# Dissolve silver



## borostmcbarna

Hi.
I am actualy looking for some information for dissolving silver.I am wondering what chemicals are disolving silver and how fast,..except nitric acid of course that we all nkow it does.
I am working on some very cool stuff,and i just need a little help for the dissolving chemicals and will post my experiment results and detailles a little bit later on.
Thanks.


----------



## nickvc

Nitric is usually the acid of choice to dissolve silver as it's easy to recover, the only other acid that leaps to mind is sulphuric but that's not so easy to deal with. We need more details of what your working with to have some idea as to what to suggest to avoid any problems.
Is it plated, what other metals are involved, are there any other values, are there plastics, they all make a difference.


----------



## borostmcbarna

actualy i am trying to deplate silver plated flatvare,with a custom made cool machinery i am working on a prototype right now and i am looking for the best and fastest way to deplate actualy to disolve the silver or the base metal with recovering the silver at the end of the line.There are no plastics involved just silver plated flatvare,chemichals and electricity and mechanichal movements with moving the flatware pieces rubbing them inside the machine.And of course avoiding work with nitric acid if it is possible because of the hazzards.

::::

— Short problem 1 —
In the thread on dissolving silver, condense the paragraph beginning "Nitric is usually the acid of choice" into a short bulleted list that keeps its main facts.
— Short problem 2 —
Pick up the thread on dissolving silver after its final post and write the reply that follows.

— Dataset excerpts —
::::

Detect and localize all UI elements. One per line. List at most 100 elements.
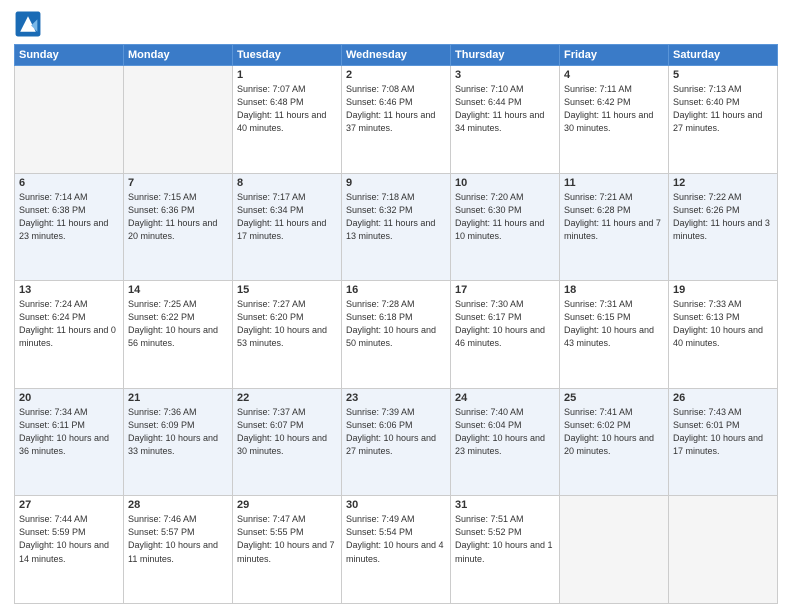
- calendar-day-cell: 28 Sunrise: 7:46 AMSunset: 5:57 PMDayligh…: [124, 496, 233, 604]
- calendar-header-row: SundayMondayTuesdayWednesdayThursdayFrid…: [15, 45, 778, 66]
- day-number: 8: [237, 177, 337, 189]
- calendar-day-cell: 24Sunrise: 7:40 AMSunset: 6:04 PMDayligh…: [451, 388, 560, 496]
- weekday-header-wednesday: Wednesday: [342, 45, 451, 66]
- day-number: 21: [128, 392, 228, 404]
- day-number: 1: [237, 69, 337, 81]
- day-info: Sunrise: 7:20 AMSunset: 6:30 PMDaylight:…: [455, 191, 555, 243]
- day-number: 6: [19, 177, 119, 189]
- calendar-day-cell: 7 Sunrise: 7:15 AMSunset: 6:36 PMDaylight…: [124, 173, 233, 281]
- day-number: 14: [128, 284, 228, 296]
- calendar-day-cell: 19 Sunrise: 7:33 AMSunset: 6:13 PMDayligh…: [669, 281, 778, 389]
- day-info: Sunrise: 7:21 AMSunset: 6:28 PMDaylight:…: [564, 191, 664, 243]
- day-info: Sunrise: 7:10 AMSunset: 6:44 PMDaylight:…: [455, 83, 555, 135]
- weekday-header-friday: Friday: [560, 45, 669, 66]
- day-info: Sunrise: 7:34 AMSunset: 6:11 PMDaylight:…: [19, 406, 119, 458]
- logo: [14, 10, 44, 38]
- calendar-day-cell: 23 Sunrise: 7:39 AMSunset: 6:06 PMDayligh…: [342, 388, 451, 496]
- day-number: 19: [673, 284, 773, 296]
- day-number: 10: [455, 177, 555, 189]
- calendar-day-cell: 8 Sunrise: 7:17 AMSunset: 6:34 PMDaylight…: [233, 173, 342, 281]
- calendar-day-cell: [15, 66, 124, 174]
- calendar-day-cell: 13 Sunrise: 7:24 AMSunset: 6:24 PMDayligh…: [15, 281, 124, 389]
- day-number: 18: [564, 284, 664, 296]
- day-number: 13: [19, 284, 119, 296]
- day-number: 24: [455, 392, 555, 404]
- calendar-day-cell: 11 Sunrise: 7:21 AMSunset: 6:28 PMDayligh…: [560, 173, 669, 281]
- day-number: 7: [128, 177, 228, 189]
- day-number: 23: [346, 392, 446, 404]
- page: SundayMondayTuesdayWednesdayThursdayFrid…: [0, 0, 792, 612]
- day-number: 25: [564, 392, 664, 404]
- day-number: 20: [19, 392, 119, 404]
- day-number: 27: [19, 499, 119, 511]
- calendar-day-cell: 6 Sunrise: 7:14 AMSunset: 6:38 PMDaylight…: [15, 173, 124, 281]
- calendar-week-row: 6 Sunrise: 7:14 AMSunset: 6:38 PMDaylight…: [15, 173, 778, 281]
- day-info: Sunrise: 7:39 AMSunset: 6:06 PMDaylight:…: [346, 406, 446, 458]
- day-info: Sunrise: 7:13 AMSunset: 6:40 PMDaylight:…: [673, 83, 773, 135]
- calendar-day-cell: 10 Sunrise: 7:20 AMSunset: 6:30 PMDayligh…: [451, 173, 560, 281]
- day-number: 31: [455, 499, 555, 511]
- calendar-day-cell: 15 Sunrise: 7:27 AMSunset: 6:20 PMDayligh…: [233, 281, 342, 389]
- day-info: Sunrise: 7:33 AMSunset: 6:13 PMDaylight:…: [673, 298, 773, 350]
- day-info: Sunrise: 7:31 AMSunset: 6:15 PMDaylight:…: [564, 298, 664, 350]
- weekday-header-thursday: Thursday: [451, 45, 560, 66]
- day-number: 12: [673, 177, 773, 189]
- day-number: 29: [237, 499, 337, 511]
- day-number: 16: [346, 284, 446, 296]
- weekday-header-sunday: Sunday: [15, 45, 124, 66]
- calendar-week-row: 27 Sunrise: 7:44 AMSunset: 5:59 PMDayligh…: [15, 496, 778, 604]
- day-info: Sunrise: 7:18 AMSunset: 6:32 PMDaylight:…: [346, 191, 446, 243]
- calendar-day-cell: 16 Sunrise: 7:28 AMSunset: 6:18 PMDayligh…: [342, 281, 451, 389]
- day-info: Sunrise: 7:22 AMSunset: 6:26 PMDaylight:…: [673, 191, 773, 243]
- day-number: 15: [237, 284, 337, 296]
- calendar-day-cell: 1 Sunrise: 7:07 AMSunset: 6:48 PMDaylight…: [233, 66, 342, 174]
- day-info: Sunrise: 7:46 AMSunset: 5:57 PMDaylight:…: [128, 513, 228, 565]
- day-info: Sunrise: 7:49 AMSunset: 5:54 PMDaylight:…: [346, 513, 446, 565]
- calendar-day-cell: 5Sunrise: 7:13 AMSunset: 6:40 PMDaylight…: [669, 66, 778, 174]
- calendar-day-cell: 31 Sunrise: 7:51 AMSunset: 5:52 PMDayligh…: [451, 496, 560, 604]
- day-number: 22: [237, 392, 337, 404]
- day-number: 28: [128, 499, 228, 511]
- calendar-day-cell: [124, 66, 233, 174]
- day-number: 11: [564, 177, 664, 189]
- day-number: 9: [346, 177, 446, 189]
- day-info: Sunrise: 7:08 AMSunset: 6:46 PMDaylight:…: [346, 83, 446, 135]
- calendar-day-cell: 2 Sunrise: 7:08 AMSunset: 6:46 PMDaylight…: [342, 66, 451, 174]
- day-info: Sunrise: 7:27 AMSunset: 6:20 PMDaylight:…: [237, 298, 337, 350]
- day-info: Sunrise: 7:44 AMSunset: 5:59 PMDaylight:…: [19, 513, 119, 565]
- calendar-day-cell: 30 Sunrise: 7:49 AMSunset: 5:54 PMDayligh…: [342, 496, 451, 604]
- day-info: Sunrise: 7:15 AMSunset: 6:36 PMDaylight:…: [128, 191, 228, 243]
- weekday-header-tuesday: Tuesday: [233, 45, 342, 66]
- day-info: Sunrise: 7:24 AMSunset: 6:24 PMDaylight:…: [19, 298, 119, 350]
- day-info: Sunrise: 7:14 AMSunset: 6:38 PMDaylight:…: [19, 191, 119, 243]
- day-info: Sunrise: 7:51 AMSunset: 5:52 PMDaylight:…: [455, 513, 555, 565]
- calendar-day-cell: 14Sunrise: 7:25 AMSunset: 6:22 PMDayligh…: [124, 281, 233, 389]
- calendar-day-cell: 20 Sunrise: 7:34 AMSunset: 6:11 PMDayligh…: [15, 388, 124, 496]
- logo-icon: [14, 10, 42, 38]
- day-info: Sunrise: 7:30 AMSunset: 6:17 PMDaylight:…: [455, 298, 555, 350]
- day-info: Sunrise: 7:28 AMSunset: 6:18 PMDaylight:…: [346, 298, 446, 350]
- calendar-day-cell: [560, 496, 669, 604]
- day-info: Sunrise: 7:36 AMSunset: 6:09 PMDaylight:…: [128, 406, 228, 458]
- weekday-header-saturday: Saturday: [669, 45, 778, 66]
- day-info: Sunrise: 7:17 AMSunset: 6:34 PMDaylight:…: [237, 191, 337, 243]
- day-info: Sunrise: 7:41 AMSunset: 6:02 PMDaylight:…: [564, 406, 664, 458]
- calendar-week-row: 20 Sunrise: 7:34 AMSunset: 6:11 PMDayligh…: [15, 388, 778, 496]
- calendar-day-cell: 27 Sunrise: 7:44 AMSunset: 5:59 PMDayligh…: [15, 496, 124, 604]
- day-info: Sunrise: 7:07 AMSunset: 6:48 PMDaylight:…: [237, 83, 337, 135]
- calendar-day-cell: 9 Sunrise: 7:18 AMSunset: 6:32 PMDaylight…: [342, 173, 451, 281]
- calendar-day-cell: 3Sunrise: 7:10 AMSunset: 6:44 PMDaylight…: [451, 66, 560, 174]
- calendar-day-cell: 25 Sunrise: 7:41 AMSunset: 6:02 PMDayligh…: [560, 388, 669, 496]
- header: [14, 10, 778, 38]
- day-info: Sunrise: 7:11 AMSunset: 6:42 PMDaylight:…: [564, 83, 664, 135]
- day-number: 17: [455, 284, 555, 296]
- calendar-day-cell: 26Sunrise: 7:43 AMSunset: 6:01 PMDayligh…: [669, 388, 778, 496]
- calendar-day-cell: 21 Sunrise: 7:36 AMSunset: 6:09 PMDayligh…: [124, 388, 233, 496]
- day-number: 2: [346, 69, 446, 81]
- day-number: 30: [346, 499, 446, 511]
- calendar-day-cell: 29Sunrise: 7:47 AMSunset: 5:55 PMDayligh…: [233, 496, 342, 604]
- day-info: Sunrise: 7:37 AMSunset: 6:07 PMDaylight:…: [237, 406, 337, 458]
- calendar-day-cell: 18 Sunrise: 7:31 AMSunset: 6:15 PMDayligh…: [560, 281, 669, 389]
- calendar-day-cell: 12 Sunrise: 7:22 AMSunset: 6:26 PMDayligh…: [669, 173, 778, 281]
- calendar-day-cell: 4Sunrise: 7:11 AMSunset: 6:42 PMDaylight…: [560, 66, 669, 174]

::::

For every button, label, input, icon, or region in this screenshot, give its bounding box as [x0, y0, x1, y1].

::::

— Answer 1 —
- Nitric acid is the usual choice for dissolving silver because the silver is easy to recover.
- Sulphuric acid is the only other acid that comes to mind, but it is harder to deal with.
- More details about the material are needed before suggesting a method that avoids problems.

— Answer 2 —
Thank you


----------



## goldsilverpro

Everybody wants to strip silver. Silver plated scrap is everywhere and is cheap. Have you ever wondered why? No one wants it because no one has ever figured out a profitable way to process it. Silver is usually plated on copper and many of the possible strippers want to attack the copper as fast or faster than the silver (examples: nitric or cyanide). The things that will only attack the silver are dangerous or troublesome or both (examples: 95/5, sulfuric/nitric, at 190F, or the sulfuric cell).


----------



## borostmcbarna

I think there are some fellows out there there figured it out,it is not that there are manny possibilityes to do it.Just a moment please,is the sulfuric cell what you mentioned the sulfuric acid used as electrolityc cell ?Thanks


----------



## nickvc

There are a few details on the forum on how to strip silver plate but as GSP pointed out most are too time consuming, costly or hazardous, it can be done but you can't make money doing it as far as I have managed to determine.


----------



## goldsilverpro

borostmcbarna said:


> I think there are some fellows out there there figured it out,it is not that there are manny possibilityes to do it.Just a moment please,is the sulfuric cell what you mentioned the sulfuric acid used as electrolityc cell ?Thanks



I don't think anyone has really, really figured it out. Recently, someone on the forum experimented using the electrolytic concentrated sulfuric cell (the same cell commonly used to strip gold on the forum) and seemed to have some luck, although I don't remember the details. The sulfuric cell will strip the silver readily and not attack the copper. The problem is in recovering the silver after stripping. I thinks that's what the thread focused on. Maybe someone can give a link for that thread.

I've probably played around with this as much as anyone and have tried about everything, except I never tried the sulfuric cell. The best luck I've had was in electrolytic highly alkaline cyanide - about 30-45 g/l sodium cyanide (NaCN) and 120-150 g/l sodium hydroxide (NaOH), at about 4-6 volts. The large amount of NaOH seems to prevent the copper from dissolving and the silver dissolves and plates out on a SS sheet cathode.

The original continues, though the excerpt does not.